START RECORDS
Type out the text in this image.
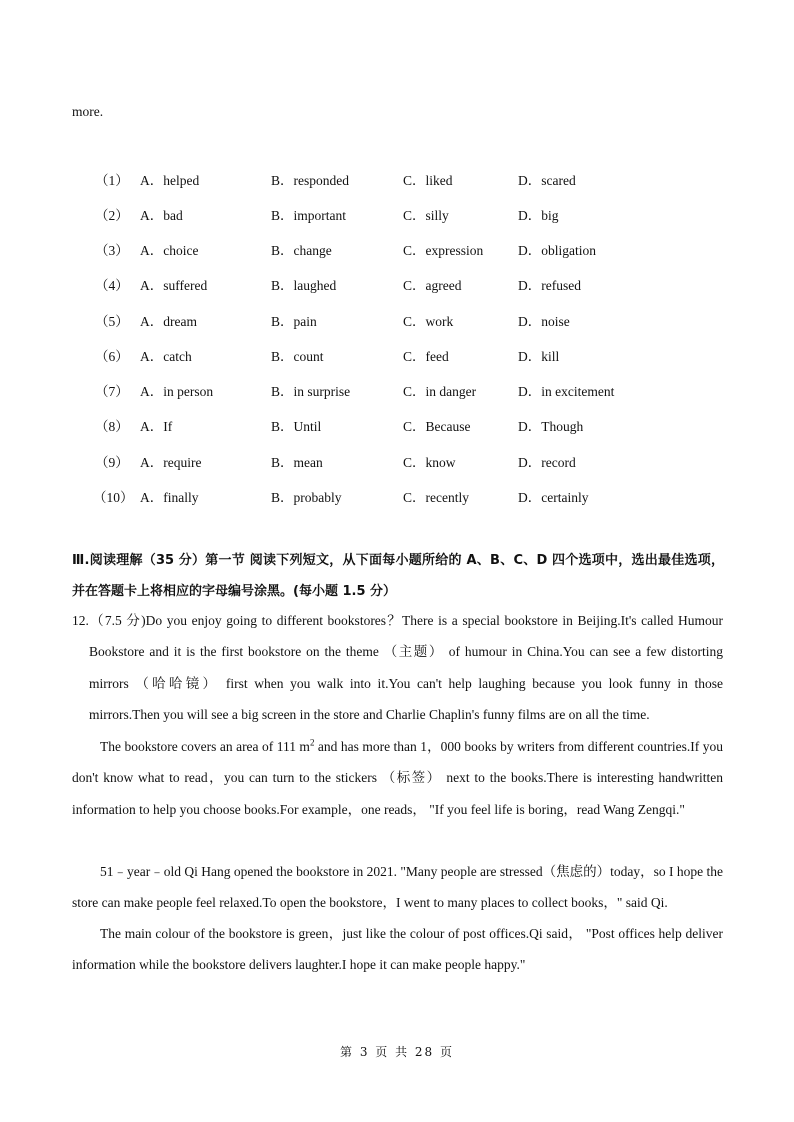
more.
（1） A．helped	B．responded	C．liked	D．scared
（2） A．bad	B．important	C．silly	D．big
（3） A．choice	B．change	C．expression	D．obligation
（4） A．suffered	B．laughed	C．agreed	D．refused
（5） A．dream	B．pain	C．work	D．noise
（6） A．catch	B．count	C．feed	D．kill
（7） A．in person	B．in surprise	C．in danger	D．in excitement
（8） A．If	B．Until	C．Because	D．Though
（9） A．require	B．mean	C．know	D．record
（10） A．finally	B．probably	C．recently	D．certainly
Ⅲ.阅读理解（35 分）第一节 阅读下列短文，从下面每小题所给的 A、B、C、D 四个选项中，选出最佳选项，并在答题卡上将相应的字母编号涂黑。(每小题 1.5 分）
12.（7.5 分)Do you enjoy going to different bookstores？There is a special bookstore in Beijing.It's called Humour Bookstore and it is the first bookstore on the theme （主题） of humour in China.You can see a few distorting mirrors （哈哈镜） first when you walk into it.You can't help laughing because you look funny in those mirrors.Then you will see a big screen in the store and Charlie Chaplin's funny films are on all the time.
The bookstore covers an area of 111 $m^2$ and has more than 1，000 books by writers from different countries.If you don't know what to read，you can turn to the stickers （标签） next to the books.There is interesting handwritten information to help you choose books.For example，one reads， "If you feel life is boring，read Wang Zengqi."
51﹣year﹣old Qi Hang opened the bookstore in 2021. "Many people are stressed（焦虑的）today，so I hope the store can make people feel relaxed.To open the bookstore，I went to many places to collect books，" said Qi.
The main colour of the bookstore is green，just like the colour of post offices.Qi said， "Post offices help deliver information while the bookstore delivers laughter.I hope it can make people happy."
第 3 页 共 28 页
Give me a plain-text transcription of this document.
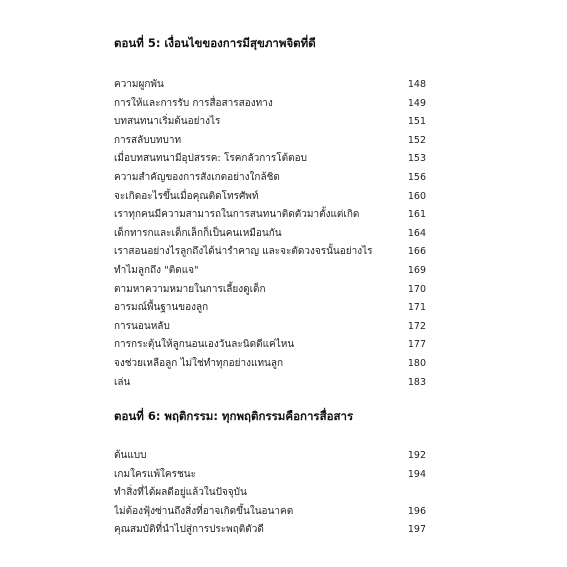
ตอนที่ 5: เงื่อนไขของการมีสุขภาพจิตที่ดี
ความผูกพัน	148
การให้และการรับ การสื่อสารสองทาง	149
บทสนทนาเริ่มต้นอย่างไร	151
การสลับบทบาท	152
เมื่อบทสนทนามีอุปสรรค: โรคกลัวการโต้ตอบ	153
ความสำคัญของการสังเกตอย่างใกล้ชิด	156
จะเกิดอะไรขึ้นเมื่อคุณติดโทรศัพท์	160
เราทุกคนมีความสามารถในการสนทนาติดตัวมาตั้งแต่เกิด	161
เด็กทารกและเด็กเล็กก็เป็นคนเหมือนกัน	164
เราสอนอย่างไรลูกถึงได้น่ารำคาญ และจะตัดวงจรนั้นอย่างไร	166
ทำไมลูกถึง "ติดแจ"	169
ตามหาความหมายในการเลี้ยงดูเด็ก	170
อารมณ์พื้นฐานของลูก	171
การนอนหลับ	172
การกระตุ้นให้ลูกนอนเองวันละนิดดีแค่ไหน	177
จงช่วยเหลือลูก ไม่ใช่ทำทุกอย่างแทนลูก	180
เล่น	183
ตอนที่ 6: พฤติกรรม: ทุกพฤติกรรมคือการสื่อสาร
ต้นแบบ	192
เกมใครแพ้ใครชนะ	194
ทำสิ่งที่ได้ผลดีอยู่แล้วในปัจจุบัน
ไม่ต้องฟุ้งซ่านถึงสิ่งที่อาจเกิดขึ้นในอนาคต	196
คุณสมบัติที่นำไปสู่การประพฤติตัวดี	197
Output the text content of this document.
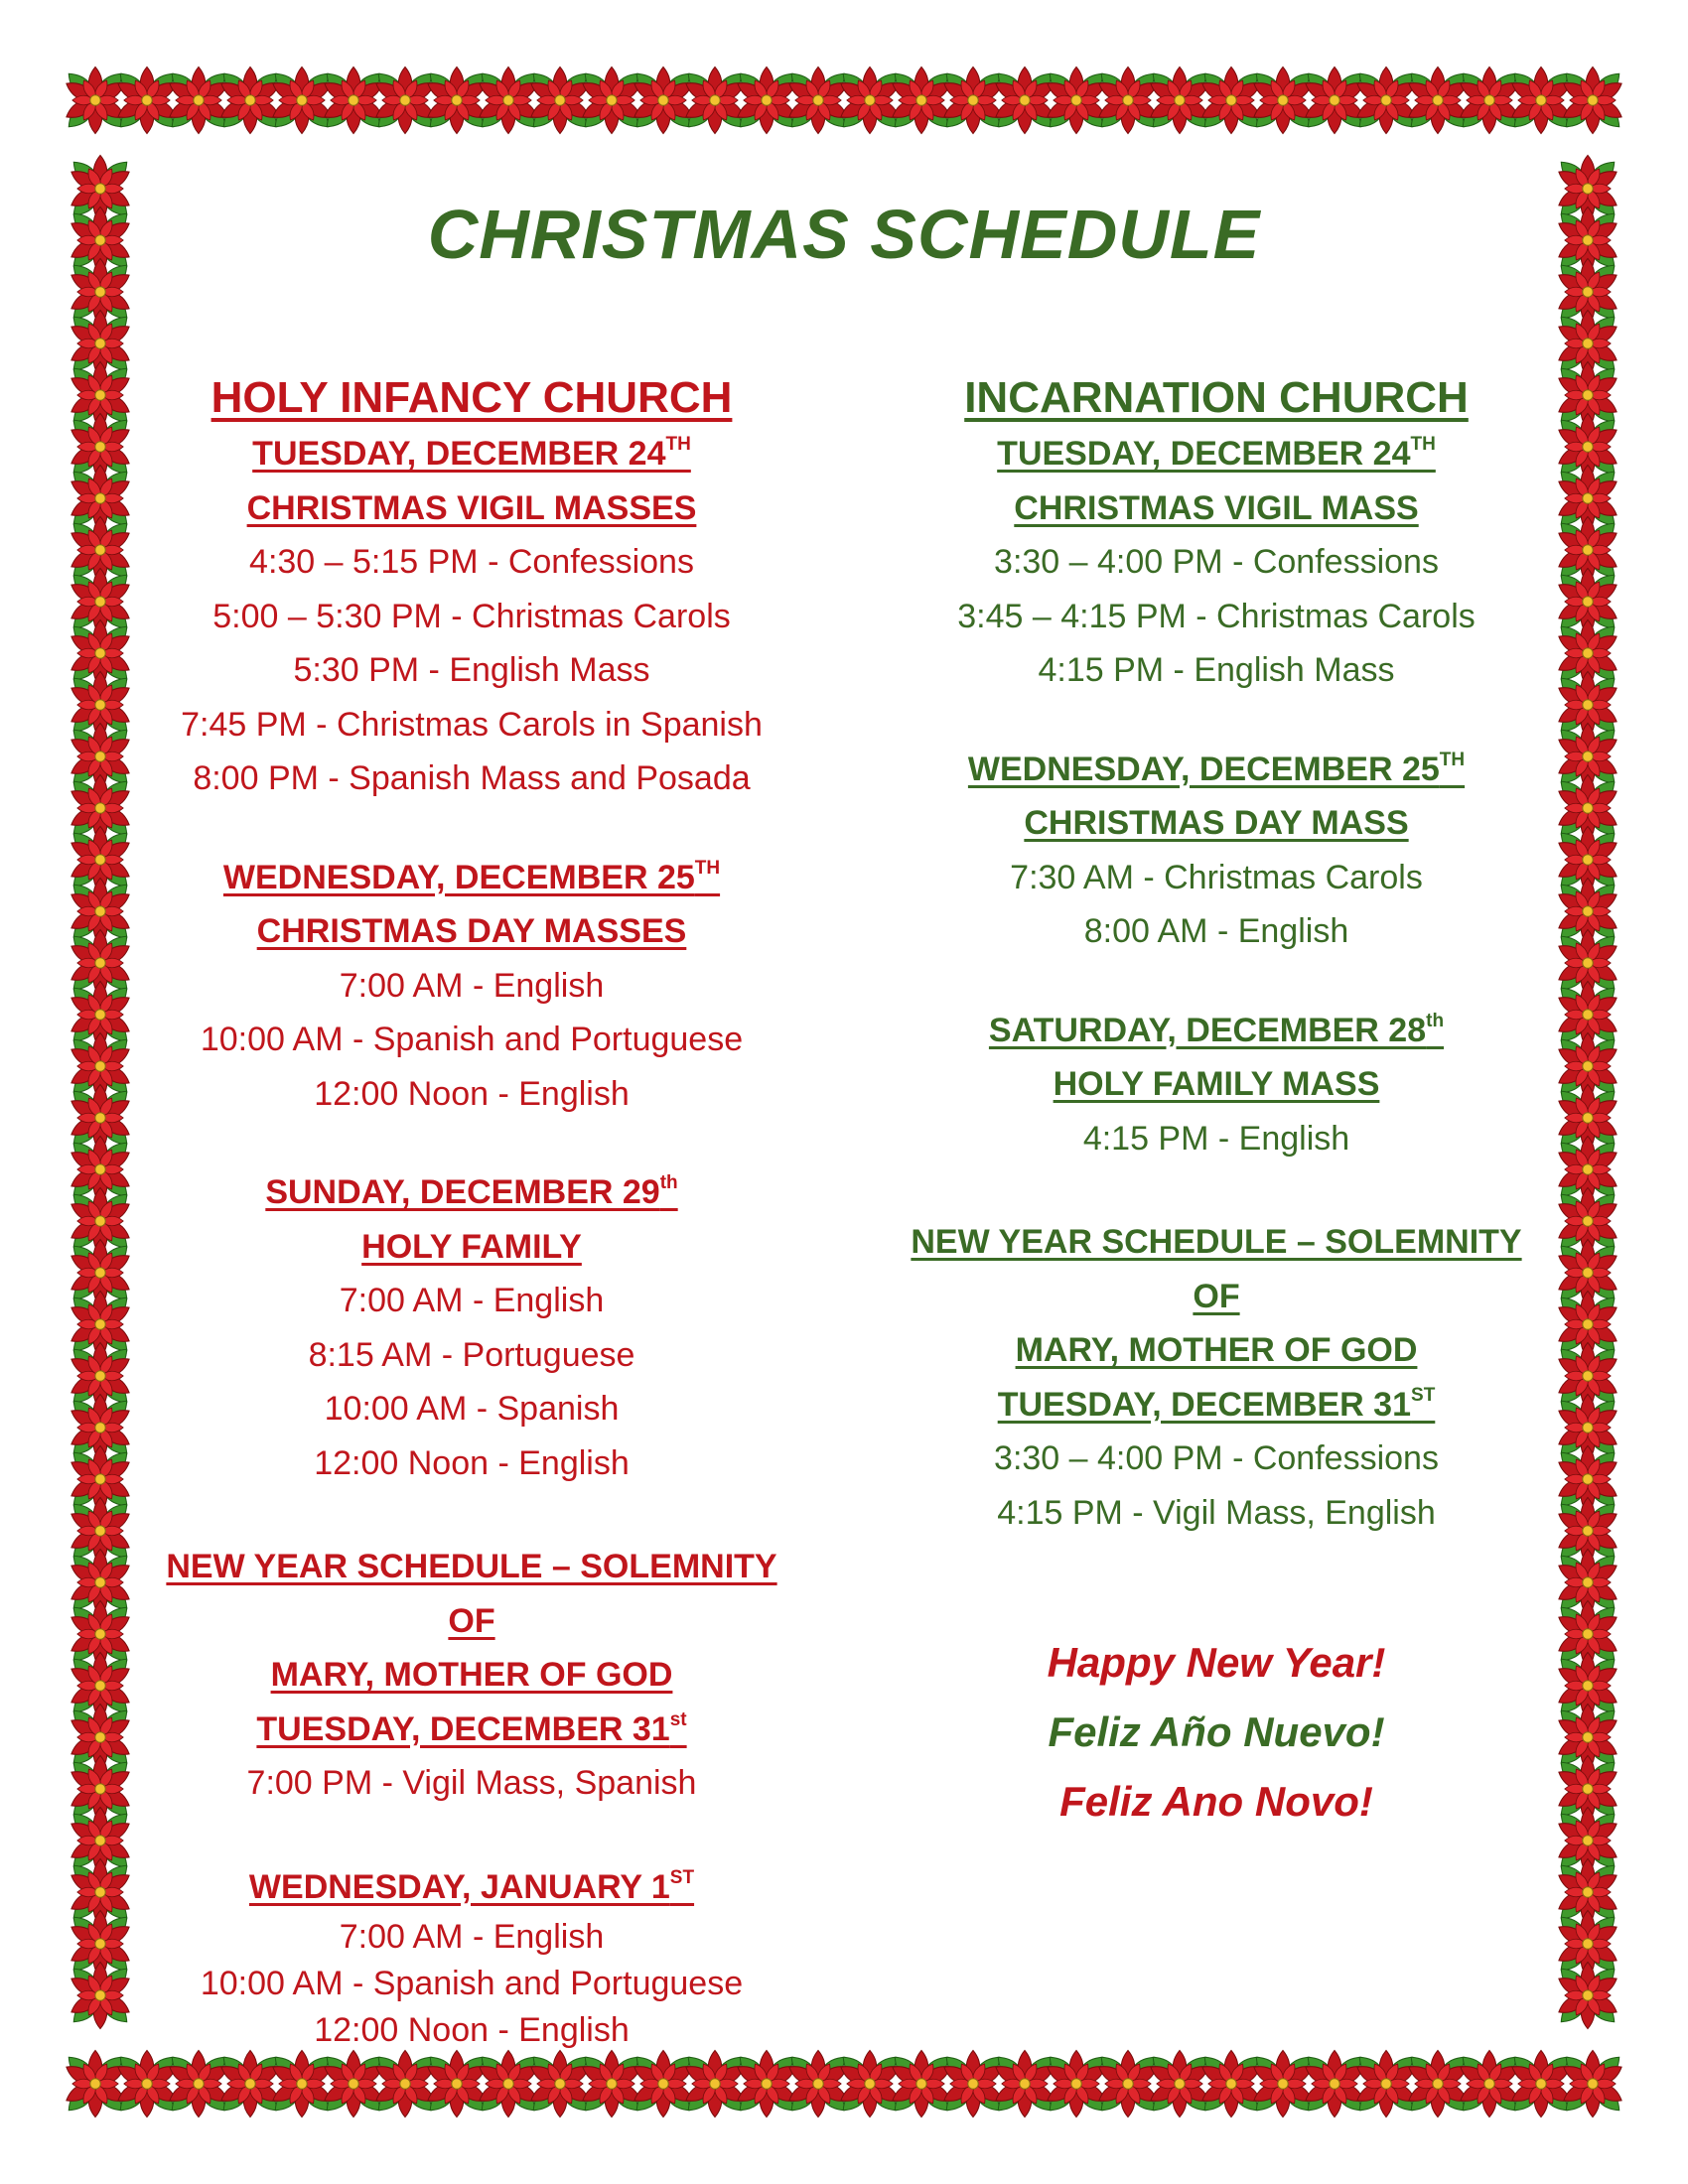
CHRISTMAS SCHEDULE
HOLY INFANCY CHURCH
TUESDAY, DECEMBER 24TH
CHRISTMAS VIGIL MASSES
4:30 – 5:15 PM - Confessions
5:00 – 5:30 PM - Christmas Carols
5:30 PM - English Mass
7:45 PM - Christmas Carols in Spanish
8:00 PM - Spanish Mass and Posada
WEDNESDAY, DECEMBER 25TH
CHRISTMAS DAY MASSES
7:00 AM - English
10:00 AM - Spanish and Portuguese
12:00 Noon - English
SUNDAY, DECEMBER 29th
HOLY FAMILY
7:00 AM - English
8:15 AM - Portuguese
10:00 AM - Spanish
12:00 Noon - English
NEW YEAR SCHEDULE – SOLEMNITY OF
MARY, MOTHER OF GOD
TUESDAY, DECEMBER 31st
7:00 PM - Vigil Mass, Spanish
WEDNESDAY, JANUARY 1ST
7:00 AM - English
10:00 AM - Spanish and Portuguese
12:00 Noon - English
INCARNATION CHURCH
TUESDAY, DECEMBER 24TH
CHRISTMAS VIGIL MASS
3:30 – 4:00 PM - Confessions
3:45 – 4:15 PM - Christmas Carols
4:15 PM - English Mass
WEDNESDAY, DECEMBER 25TH
CHRISTMAS DAY MASS
7:30 AM - Christmas Carols
8:00 AM - English
SATURDAY, DECEMBER 28th
HOLY FAMILY MASS
4:15 PM - English
NEW YEAR SCHEDULE – SOLEMNITY OF
MARY, MOTHER OF GOD
TUESDAY, DECEMBER 31ST
3:30 – 4:00 PM - Confessions
4:15 PM - Vigil Mass, English
Happy New Year!
Feliz Año Nuevo!
Feliz Ano Novo!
END RECORDS
_GIVEN TASK_
Copy the records exactly as they appear, excluding images.

_TASK RESPONSE_
Type out the text in this image.
more.
（1） A．helped	B．responded	C．liked	D．scared
（2） A．bad	B．important	C．silly	D．big
（3） A．choice	B．change	C．expression	D．obligation
（4） A．suffered	B．laughed	C．agreed	D．refused
（5） A．dream	B．pain	C．work	D．noise
（6） A．catch	B．count	C．feed	D．kill
（7） A．in person	B．in surprise	C．in danger	D．in excitement
（8） A．If	B．Until	C．Because	D．Though
（9） A．require	B．mean	C．know	D．record
（10） A．finally	B．probably	C．recently	D．certainly
Ⅲ.阅读理解（35 分）第一节 阅读下列短文，从下面每小题所给的 A、B、C、D 四个选项中，选出最佳选项，并在答题卡上将相应的字母编号涂黑。(每小题 1.5 分）
12.（7.5 分)Do you enjoy going to different bookstores？There is a special bookstore in Beijing.It's called Humour Bookstore and it is the first bookstore on the theme （主题） of humour in China.You can see a few distorting mirrors （哈哈镜） first when you walk into it.You can't help laughing because you look funny in those mirrors.Then you will see a big screen in the store and Charlie Chaplin's funny films are on all the time.
The bookstore covers an area of 111 $m^2$ and has more than 1，000 books by writers from different countries.If you don't know what to read，you can turn to the stickers （标签） next to the books.There is interesting handwritten information to help you choose books.For example，one reads， "If you feel life is boring，read Wang Zengqi."
51﹣year﹣old Qi Hang opened the bookstore in 2021. "Many people are stressed（焦虑的）today，so I hope the store can make people feel relaxed.To open the bookstore，I went to many places to collect books，" said Qi.
The main colour of the bookstore is green，just like the colour of post offices.Qi said， "Post offices help deliver information while the bookstore delivers laughter.I hope it can make people happy."
第 3 页 共 28 页
Give me a plain-text transcription of this document.
ตอนที่ 5: เงื่อนไขของการมีสุขภาพจิตที่ดี
ความผูกพัน	148
การให้และการรับ การสื่อสารสองทาง	149
บทสนทนาเริ่มต้นอย่างไร	151
การสลับบทบาท	152
เมื่อบทสนทนามีอุปสรรค: โรคกลัวการโต้ตอบ	153
ความสำคัญของการสังเกตอย่างใกล้ชิด	156
จะเกิดอะไรขึ้นเมื่อคุณติดโทรศัพท์	160
เราทุกคนมีความสามารถในการสนทนาติดตัวมาตั้งแต่เกิด	161
เด็กทารกและเด็กเล็กก็เป็นคนเหมือนกัน	164
เราสอนอย่างไรลูกถึงได้น่ารำคาญ และจะตัดวงจรนั้นอย่างไร	166
ทำไมลูกถึง "ติดแจ"	169
ตามหาความหมายในการเลี้ยงดูเด็ก	170
อารมณ์พื้นฐานของลูก	171
การนอนหลับ	172
การกระตุ้นให้ลูกนอนเองวันละนิดดีแค่ไหน	177
จงช่วยเหลือลูก ไม่ใช่ทำทุกอย่างแทนลูก	180
เล่น	183
ตอนที่ 6: พฤติกรรม: ทุกพฤติกรรมคือการสื่อสาร
ต้นแบบ	192
เกมใครแพ้ใครชนะ	194
ทำสิ่งที่ได้ผลดีอยู่แล้วในปัจจุบัน
ไม่ต้องฟุ้งซ่านถึงสิ่งที่อาจเกิดขึ้นในอนาคต	196
คุณสมบัติที่นำไปสู่การประพฤติตัวดี	197
Output the text content of this document.
CHRISTMAS SCHEDULE
HOLY INFANCY CHURCH
TUESDAY, DECEMBER 24TH
CHRISTMAS VIGIL MASSES
4:30 – 5:15 PM - Confessions
5:00 – 5:30 PM - Christmas Carols
5:30 PM - English Mass
7:45 PM - Christmas Carols in Spanish
8:00 PM - Spanish Mass and Posada
WEDNESDAY, DECEMBER 25TH
CHRISTMAS DAY MASSES
7:00 AM - English
10:00 AM - Spanish and Portuguese
12:00 Noon - English
SUNDAY, DECEMBER 29th
HOLY FAMILY
7:00 AM - English
8:15 AM - Portuguese
10:00 AM - Spanish
12:00 Noon - English
NEW YEAR SCHEDULE – SOLEMNITY OF
MARY, MOTHER OF GOD
TUESDAY, DECEMBER 31st
7:00 PM - Vigil Mass, Spanish
WEDNESDAY, JANUARY 1ST
7:00 AM - English
10:00 AM - Spanish and Portuguese
12:00 Noon - English
INCARNATION CHURCH
TUESDAY, DECEMBER 24TH
CHRISTMAS VIGIL MASS
3:30 – 4:00 PM - Confessions
3:45 – 4:15 PM - Christmas Carols
4:15 PM - English Mass
WEDNESDAY, DECEMBER 25TH
CHRISTMAS DAY MASS
7:30 AM - Christmas Carols
8:00 AM - English
SATURDAY, DECEMBER 28th
HOLY FAMILY MASS
4:15 PM - English
NEW YEAR SCHEDULE – SOLEMNITY OF
MARY, MOTHER OF GOD
TUESDAY, DECEMBER 31ST
3:30 – 4:00 PM - Confessions
4:15 PM - Vigil Mass, English
Happy New Year!
Feliz Año Nuevo!
Feliz Ano Novo!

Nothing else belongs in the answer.